DATA LISTING>
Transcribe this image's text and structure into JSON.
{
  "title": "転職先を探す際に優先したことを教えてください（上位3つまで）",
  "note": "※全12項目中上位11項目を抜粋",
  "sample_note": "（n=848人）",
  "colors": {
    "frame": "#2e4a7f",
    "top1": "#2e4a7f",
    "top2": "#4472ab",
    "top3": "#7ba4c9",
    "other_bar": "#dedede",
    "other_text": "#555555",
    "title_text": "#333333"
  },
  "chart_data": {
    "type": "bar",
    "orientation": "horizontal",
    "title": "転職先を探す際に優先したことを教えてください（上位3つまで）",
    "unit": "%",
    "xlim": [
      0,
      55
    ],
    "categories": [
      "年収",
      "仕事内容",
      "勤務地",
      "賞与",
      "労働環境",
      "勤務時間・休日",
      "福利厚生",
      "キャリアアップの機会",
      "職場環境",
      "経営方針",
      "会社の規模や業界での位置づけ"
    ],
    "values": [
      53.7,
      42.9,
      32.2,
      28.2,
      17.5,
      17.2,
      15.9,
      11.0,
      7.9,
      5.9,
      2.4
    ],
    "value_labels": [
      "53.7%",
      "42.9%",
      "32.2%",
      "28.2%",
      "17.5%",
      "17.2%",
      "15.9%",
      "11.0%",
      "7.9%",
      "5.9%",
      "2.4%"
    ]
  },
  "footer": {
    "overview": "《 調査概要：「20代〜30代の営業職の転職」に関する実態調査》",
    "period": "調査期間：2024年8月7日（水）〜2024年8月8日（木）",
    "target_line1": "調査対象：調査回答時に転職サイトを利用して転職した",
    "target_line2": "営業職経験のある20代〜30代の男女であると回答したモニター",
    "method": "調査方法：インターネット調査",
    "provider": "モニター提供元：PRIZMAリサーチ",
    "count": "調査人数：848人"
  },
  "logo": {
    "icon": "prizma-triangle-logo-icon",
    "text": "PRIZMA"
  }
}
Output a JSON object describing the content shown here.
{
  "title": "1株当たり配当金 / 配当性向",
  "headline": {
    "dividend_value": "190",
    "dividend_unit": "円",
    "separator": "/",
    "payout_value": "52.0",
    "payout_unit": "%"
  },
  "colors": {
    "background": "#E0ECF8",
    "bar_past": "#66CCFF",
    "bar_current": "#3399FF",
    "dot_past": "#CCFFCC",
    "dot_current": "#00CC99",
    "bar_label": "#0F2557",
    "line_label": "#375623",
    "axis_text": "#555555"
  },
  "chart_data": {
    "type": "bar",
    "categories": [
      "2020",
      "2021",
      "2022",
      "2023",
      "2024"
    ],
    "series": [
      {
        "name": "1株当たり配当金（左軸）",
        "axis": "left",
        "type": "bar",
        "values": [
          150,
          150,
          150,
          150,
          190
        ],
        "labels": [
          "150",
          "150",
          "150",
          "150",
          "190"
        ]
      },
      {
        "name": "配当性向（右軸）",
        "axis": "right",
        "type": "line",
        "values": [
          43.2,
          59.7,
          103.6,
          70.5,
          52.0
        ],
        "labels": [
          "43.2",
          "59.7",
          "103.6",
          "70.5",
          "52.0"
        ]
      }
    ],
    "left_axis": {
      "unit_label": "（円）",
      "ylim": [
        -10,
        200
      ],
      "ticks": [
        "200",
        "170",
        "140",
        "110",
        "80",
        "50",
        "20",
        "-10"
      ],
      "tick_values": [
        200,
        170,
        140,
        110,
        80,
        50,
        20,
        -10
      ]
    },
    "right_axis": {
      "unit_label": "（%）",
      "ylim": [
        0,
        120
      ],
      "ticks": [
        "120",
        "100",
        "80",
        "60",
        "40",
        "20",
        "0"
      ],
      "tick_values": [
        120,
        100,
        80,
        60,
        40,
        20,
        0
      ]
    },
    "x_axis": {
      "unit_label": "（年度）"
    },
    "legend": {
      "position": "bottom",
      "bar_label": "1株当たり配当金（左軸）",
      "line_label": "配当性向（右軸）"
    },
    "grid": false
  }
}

THE REQUEST>
Nothing may be left out: return each entry exactly as it reads.

THE RESPONSE>
Transcribe this image's text and structure into JSON.
{
  "title": "転職先を探す際に優先したことを教えてください（上位3つまで）",
  "note": "※全12項目中上位11項目を抜粋",
  "sample_note": "（n=848人）",
  "colors": {
    "frame": "#2e4a7f",
    "top1": "#2e4a7f",
    "top2": "#4472ab",
    "top3": "#7ba4c9",
    "other_bar": "#dedede",
    "other_text": "#555555",
    "title_text": "#333333"
  },
  "chart_data": {
    "type": "bar",
    "orientation": "horizontal",
    "title": "転職先を探す際に優先したことを教えてください（上位3つまで）",
    "unit": "%",
    "xlim": [
      0,
      55
    ],
    "categories": [
      "年収",
      "仕事内容",
      "勤務地",
      "賞与",
      "労働環境",
      "勤務時間・休日",
      "福利厚生",
      "キャリアアップの機会",
      "職場環境",
      "経営方針",
      "会社の規模や業界での位置づけ"
    ],
    "values": [
      53.7,
      42.9,
      32.2,
      28.2,
      17.5,
      17.2,
      15.9,
      11.0,
      7.9,
      5.9,
      2.4
    ],
    "value_labels": [
      "53.7%",
      "42.9%",
      "32.2%",
      "28.2%",
      "17.5%",
      "17.2%",
      "15.9%",
      "11.0%",
      "7.9%",
      "5.9%",
      "2.4%"
    ]
  },
  "footer": {
    "overview": "《 調査概要：「20代〜30代の営業職の転職」に関する実態調査》",
    "period": "調査期間：2024年8月7日（水）〜2024年8月8日（木）",
    "target_line1": "調査対象：調査回答時に転職サイトを利用して転職した",
    "target_line2": "営業職経験のある20代〜30代の男女であると回答したモニター",
    "method": "調査方法：インターネット調査",
    "provider": "モニター提供元：PRIZMAリサーチ",
    "count": "調査人数：848人"
  },
  "logo": {
    "icon": "prizma-triangle-logo-icon",
    "text": "PRIZMA"
  }
}
Output a JSON object describing the content shown here.
{
  "title": "1株当たり配当金 / 配当性向",
  "headline": {
    "dividend_value": "190",
    "dividend_unit": "円",
    "separator": "/",
    "payout_value": "52.0",
    "payout_unit": "%"
  },
  "colors": {
    "background": "#E0ECF8",
    "bar_past": "#66CCFF",
    "bar_current": "#3399FF",
    "dot_past": "#CCFFCC",
    "dot_current": "#00CC99",
    "bar_label": "#0F2557",
    "line_label": "#375623",
    "axis_text": "#555555"
  },
  "chart_data": {
    "type": "bar",
    "categories": [
      "2020",
      "2021",
      "2022",
      "2023",
      "2024"
    ],
    "series": [
      {
        "name": "1株当たり配当金（左軸）",
        "axis": "left",
        "type": "bar",
        "values": [
          150,
          150,
          150,
          150,
          190
        ],
        "labels": [
          "150",
          "150",
          "150",
          "150",
          "190"
        ]
      },
      {
        "name": "配当性向（右軸）",
        "axis": "right",
        "type": "line",
        "values": [
          43.2,
          59.7,
          103.6,
          70.5,
          52.0
        ],
        "labels": [
          "43.2",
          "59.7",
          "103.6",
          "70.5",
          "52.0"
        ]
      }
    ],
    "left_axis": {
      "unit_label": "（円）",
      "ylim": [
        -10,
        200
      ],
      "ticks": [
        "200",
        "170",
        "140",
        "110",
        "80",
        "50",
        "20",
        "-10"
      ],
      "tick_values": [
        200,
        170,
        140,
        110,
        80,
        50,
        20,
        -10
      ]
    },
    "right_axis": {
      "unit_label": "（%）",
      "ylim": [
        0,
        120
      ],
      "ticks": [
        "120",
        "100",
        "80",
        "60",
        "40",
        "20",
        "0"
      ],
      "tick_values": [
        120,
        100,
        80,
        60,
        40,
        20,
        0
      ]
    },
    "x_axis": {
      "unit_label": "（年度）"
    },
    "legend": {
      "position": "bottom",
      "bar_label": "1株当たり配当金（左軸）",
      "line_label": "配当性向（右軸）"
    },
    "grid": false
  }
}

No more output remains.